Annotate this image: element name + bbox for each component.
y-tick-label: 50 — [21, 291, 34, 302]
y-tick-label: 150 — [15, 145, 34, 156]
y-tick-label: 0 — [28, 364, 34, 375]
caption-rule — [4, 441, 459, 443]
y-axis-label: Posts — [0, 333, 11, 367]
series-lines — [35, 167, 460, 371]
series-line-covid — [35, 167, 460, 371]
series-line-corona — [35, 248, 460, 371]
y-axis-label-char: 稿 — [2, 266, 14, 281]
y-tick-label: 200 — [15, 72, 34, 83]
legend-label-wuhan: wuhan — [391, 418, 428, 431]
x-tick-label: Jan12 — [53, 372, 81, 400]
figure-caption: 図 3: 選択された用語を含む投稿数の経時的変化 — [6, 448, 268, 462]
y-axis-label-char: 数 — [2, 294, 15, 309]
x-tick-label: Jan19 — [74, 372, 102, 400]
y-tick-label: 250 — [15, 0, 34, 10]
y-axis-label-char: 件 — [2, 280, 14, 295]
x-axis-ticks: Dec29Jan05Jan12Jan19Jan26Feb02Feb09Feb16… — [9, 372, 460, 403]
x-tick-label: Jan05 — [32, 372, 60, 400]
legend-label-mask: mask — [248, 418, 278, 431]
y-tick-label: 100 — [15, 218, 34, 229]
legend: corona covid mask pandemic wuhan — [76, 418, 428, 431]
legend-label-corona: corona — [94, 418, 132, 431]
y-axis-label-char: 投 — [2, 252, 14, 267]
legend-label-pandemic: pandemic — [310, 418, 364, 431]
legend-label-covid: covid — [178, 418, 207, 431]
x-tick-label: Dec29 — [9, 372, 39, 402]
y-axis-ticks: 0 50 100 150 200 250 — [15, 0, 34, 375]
══════════
▶ INSTRUCTION
Copy verbatim the entries above, from the first line through the line that contains "legend-label-wuhan: wuhan —", both ends included.

▶ EXERCISE SOLUTION
Annotate this image: element name + bbox for each component.
y-tick-label: 50 — [21, 291, 34, 302]
y-tick-label: 150 — [15, 145, 34, 156]
y-tick-label: 0 — [28, 364, 34, 375]
caption-rule — [4, 441, 459, 443]
y-axis-label: Posts — [0, 333, 11, 367]
series-lines — [35, 167, 460, 371]
series-line-covid — [35, 167, 460, 371]
series-line-corona — [35, 248, 460, 371]
y-axis-label-char: 稿 — [2, 266, 14, 281]
y-tick-label: 200 — [15, 72, 34, 83]
legend-label-wuhan: wuhan — [391, 418, 428, 431]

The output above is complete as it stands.